> **What to produce**:
List each line of the data that holds the string "this", please.

> **Stored data**:
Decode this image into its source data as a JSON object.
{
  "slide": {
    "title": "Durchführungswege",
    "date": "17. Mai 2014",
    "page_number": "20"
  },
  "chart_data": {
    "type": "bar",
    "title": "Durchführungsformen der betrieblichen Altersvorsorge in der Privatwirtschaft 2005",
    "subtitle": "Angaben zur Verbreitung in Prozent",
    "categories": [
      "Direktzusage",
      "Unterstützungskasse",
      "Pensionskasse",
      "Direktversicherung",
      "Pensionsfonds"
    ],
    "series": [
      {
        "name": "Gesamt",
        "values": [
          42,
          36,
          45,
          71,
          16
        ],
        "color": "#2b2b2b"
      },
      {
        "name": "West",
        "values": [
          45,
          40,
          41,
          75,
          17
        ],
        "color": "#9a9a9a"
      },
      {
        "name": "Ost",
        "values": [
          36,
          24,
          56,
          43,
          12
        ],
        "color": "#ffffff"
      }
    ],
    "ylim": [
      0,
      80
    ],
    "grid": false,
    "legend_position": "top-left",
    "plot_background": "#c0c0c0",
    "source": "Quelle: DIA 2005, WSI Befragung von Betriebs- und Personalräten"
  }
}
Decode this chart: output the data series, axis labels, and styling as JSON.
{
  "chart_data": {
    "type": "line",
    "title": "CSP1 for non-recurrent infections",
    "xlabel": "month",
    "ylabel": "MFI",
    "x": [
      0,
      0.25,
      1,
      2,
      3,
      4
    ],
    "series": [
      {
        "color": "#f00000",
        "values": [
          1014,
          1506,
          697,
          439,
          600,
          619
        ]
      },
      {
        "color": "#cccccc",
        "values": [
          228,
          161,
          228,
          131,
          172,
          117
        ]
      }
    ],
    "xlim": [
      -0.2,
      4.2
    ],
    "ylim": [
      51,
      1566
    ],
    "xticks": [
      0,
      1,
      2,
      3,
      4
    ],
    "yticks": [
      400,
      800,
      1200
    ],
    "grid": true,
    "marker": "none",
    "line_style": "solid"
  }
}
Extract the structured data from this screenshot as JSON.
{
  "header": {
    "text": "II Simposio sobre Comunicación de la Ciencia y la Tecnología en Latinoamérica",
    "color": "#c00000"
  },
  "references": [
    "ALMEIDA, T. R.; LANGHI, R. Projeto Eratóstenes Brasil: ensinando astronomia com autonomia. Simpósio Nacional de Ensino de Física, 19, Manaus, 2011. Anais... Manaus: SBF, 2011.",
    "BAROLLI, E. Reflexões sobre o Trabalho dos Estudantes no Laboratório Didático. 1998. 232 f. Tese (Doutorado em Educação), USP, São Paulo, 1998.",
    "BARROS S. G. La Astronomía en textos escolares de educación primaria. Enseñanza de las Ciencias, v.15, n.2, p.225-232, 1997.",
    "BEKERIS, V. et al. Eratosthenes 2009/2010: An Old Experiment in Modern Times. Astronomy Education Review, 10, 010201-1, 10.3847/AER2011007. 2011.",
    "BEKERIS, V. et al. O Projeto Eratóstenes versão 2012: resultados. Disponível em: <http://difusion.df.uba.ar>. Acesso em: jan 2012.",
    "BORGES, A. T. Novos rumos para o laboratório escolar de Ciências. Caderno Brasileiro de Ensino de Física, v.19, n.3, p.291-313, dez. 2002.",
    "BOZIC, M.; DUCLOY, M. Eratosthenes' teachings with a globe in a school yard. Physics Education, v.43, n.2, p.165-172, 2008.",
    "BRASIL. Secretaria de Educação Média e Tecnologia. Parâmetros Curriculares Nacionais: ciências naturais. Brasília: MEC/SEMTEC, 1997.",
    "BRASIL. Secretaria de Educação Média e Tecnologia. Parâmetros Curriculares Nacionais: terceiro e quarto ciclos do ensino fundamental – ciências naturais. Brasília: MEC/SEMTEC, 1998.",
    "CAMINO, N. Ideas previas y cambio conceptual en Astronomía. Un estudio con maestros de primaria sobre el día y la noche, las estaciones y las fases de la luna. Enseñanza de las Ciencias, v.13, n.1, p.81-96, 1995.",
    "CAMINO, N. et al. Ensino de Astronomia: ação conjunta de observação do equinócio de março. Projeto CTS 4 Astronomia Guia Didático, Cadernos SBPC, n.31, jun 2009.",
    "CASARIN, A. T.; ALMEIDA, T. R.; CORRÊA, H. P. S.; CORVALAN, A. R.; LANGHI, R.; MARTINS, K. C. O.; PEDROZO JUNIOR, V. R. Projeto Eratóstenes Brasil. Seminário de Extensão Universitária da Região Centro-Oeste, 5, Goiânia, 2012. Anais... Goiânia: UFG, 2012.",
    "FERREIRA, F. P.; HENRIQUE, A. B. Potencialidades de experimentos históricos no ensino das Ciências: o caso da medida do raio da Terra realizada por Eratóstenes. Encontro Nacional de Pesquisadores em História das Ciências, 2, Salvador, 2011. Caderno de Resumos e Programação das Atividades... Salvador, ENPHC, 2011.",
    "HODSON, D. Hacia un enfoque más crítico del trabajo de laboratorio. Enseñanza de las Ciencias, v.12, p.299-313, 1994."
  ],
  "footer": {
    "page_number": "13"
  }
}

> **Solved problem**:
Decode this image into its source data as a JSON object.
Decode this chart: output the data series, axis labels, and styling as JSON.
Extract the structured data from this screenshot as JSON.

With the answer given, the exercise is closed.